▶ **Work to do**
Isolate every line in the records below with "author" in it.

— begin Data section —

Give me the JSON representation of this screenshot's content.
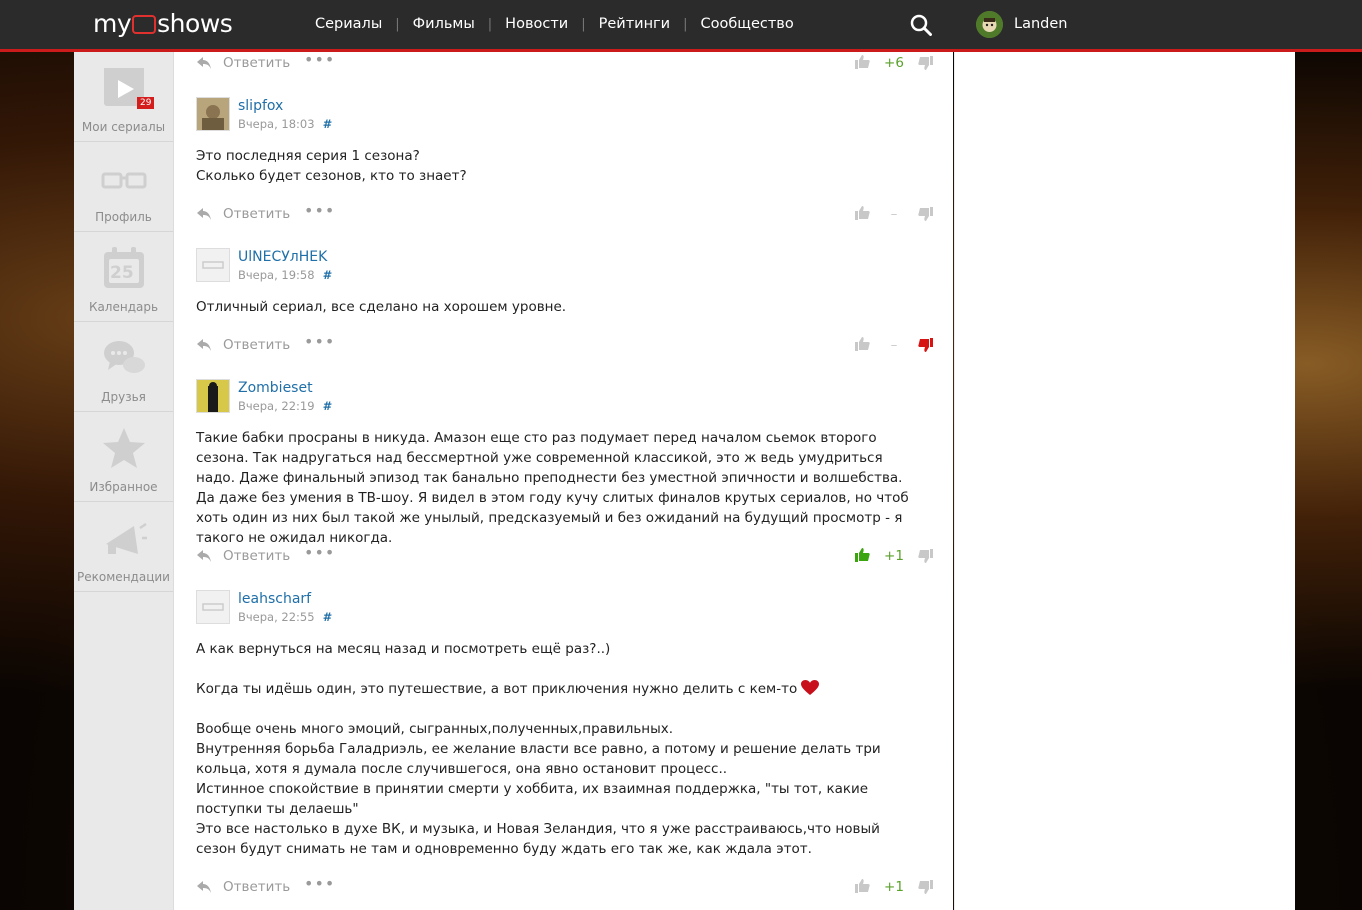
{
  "brand": {
    "logo_left": "my",
    "logo_right": "shows"
  },
  "nav": [
    {
      "label": "Сериалы"
    },
    {
      "label": "Фильмы"
    },
    {
      "label": "Новости"
    },
    {
      "label": "Рейтинги"
    },
    {
      "label": "Сообщество"
    }
  ],
  "user": {
    "name": "Landen"
  },
  "sidebar": {
    "items": [
      {
        "label": "Мои сериалы",
        "badge": "29",
        "icon": "tv-play-icon"
      },
      {
        "label": "Профиль",
        "icon": "glasses-icon"
      },
      {
        "label": "Календарь",
        "day": "25",
        "icon": "calendar-icon"
      },
      {
        "label": "Друзья",
        "icon": "chat-bubbles-icon"
      },
      {
        "label": "Избранное",
        "icon": "star-icon"
      },
      {
        "label": "Рекомендации",
        "icon": "megaphone-icon"
      }
    ]
  },
  "reply_label": "Ответить",
  "more_label": "•••",
  "comments": [
    {
      "author": "",
      "time": "",
      "text": "",
      "score": "+6",
      "score_state": "positive"
    },
    {
      "author": "slipfox",
      "time": "Вчера, 18:03",
      "hash": "#",
      "text": "Это последняя серия 1 сезона?\nСколько будет сезонов, кто то знает?",
      "score": "–",
      "score_state": "zero"
    },
    {
      "author": "UlNECУлHEK",
      "time": "Вчера, 19:58",
      "hash": "#",
      "text": "Отличный сериал, все сделано на хорошем уровне.",
      "score": "–",
      "score_state": "disliked"
    },
    {
      "author": "Zombieset",
      "time": "Вчера, 22:19",
      "hash": "#",
      "text": "Такие бабки просраны в никуда. Амазон еще сто раз подумает перед началом сьемок второго сезона. Так надругаться над бессмертной уже современной классикой, это ж ведь умудриться надо. Даже финальный эпизод так банально преподнести без уместной эпичности и волшебства. Да даже без умения в ТВ-шоу. Я видел в этом году кучу слитых финалов крутых сериалов, но чтоб хоть один из них был такой же унылый, предсказуемый и без ожиданий на будущий просмотр - я такого не ожидал никогда.",
      "score": "+1",
      "score_state": "liked"
    },
    {
      "author": "leahscharf",
      "time": "Вчера, 22:55",
      "hash": "#",
      "text_lines": [
        "А как вернуться на месяц назад и посмотреть ещё раз?..)",
        "",
        "Когда ты идёшь один, это путешествие, а вот приключения нужно делить с кем-то",
        "",
        "Вообще очень много эмоций, сыгранных,полученных,правильных.",
        "Внутренняя борьба Галадриэль, ее желание власти все равно, а потому и решение делать три кольца, хотя я думала после случившегося, она явно остановит процесс..",
        "Истинное спокойствие в принятии смерти у хоббита, их взаимная поддержка, \"ты тот, какие поступки ты делаешь\"",
        "Это все настолько в духе ВК, и музыка, и Новая Зеландия, что я уже расстраиваюсь,что новый сезон будут снимать не там и одновременно буду ждать его так же, как ждала этот."
      ],
      "score": "+1",
      "score_state": "positive"
    }
  ],
  "colors": {
    "accent_red": "#cc1b1b",
    "link_blue": "#1f6fa8",
    "score_green": "#5aa12a",
    "topbar": "#2b2b2b"
  }
}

— end Data section —

▶ **Correct output**
      "author": "",
      "author": "slipfox",
      "author": "UlNECУлHEK",
      "author": "Zombieset",
      "author": "leahscharf",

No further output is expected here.